> [WHAT IS BEING ASKED] Filter the entries, keeping every line with the word "fitting".

> [THE RECORDS]
•••••
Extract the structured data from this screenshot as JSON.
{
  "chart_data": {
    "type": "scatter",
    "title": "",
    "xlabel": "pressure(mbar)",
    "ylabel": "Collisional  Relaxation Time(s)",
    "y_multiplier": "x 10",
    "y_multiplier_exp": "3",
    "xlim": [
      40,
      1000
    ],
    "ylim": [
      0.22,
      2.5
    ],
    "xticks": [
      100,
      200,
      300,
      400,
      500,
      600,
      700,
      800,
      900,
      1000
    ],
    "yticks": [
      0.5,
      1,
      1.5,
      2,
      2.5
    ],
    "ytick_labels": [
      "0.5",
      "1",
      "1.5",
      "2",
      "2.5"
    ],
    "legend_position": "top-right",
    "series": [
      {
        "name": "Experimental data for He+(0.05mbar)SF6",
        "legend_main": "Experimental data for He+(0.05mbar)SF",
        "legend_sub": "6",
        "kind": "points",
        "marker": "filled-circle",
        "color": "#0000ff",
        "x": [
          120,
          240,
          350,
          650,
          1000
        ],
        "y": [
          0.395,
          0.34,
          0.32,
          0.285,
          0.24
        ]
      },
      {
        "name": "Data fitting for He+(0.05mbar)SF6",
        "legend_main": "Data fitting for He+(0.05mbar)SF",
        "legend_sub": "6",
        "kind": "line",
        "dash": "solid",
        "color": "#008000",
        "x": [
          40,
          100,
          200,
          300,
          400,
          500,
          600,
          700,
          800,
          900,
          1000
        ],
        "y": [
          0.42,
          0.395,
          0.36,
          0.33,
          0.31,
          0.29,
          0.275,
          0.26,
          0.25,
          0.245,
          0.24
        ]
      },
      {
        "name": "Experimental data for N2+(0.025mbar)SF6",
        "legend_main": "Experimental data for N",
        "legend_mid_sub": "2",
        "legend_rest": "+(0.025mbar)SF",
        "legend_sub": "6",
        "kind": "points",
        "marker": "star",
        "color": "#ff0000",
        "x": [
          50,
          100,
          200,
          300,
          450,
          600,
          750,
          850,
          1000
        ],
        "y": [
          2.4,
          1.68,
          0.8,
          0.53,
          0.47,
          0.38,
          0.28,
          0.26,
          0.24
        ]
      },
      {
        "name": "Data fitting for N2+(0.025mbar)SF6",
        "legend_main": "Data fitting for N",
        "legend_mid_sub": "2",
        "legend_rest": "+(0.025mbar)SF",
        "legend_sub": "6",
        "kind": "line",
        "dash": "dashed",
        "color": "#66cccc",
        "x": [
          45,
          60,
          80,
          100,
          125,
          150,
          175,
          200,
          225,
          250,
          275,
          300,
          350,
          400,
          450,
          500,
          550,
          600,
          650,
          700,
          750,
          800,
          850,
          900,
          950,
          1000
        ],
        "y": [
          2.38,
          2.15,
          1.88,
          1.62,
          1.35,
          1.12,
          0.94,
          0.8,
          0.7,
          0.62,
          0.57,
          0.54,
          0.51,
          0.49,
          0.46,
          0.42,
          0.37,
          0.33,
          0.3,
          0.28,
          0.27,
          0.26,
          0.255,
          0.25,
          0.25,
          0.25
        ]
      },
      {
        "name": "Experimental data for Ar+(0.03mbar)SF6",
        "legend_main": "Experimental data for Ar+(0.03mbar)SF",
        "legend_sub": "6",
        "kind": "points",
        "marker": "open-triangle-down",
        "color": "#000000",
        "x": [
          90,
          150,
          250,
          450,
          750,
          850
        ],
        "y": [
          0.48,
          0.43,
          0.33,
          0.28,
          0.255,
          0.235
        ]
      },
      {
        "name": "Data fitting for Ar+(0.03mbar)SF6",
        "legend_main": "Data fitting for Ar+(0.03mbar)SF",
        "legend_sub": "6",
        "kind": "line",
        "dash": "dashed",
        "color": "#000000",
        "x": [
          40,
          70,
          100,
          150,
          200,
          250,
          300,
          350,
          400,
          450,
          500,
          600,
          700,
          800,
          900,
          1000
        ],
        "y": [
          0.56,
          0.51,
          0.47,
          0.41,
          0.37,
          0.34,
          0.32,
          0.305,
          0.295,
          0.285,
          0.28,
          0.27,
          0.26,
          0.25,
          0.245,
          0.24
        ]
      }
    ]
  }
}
•••••
> [RESPONSE]
        "name": "Data fitting for He+(0.05mbar)SF6",
        "legend_main": "Data fitting for He+(0.05mbar)SF",
        "name": "Data fitting for N2+(0.025mbar)SF6",
        "legend_main": "Data fitting for N",
        "name": "Data fitting for Ar+(0.03mbar)SF6",
        "legend_main": "Data fitting for Ar+(0.03mbar)SF",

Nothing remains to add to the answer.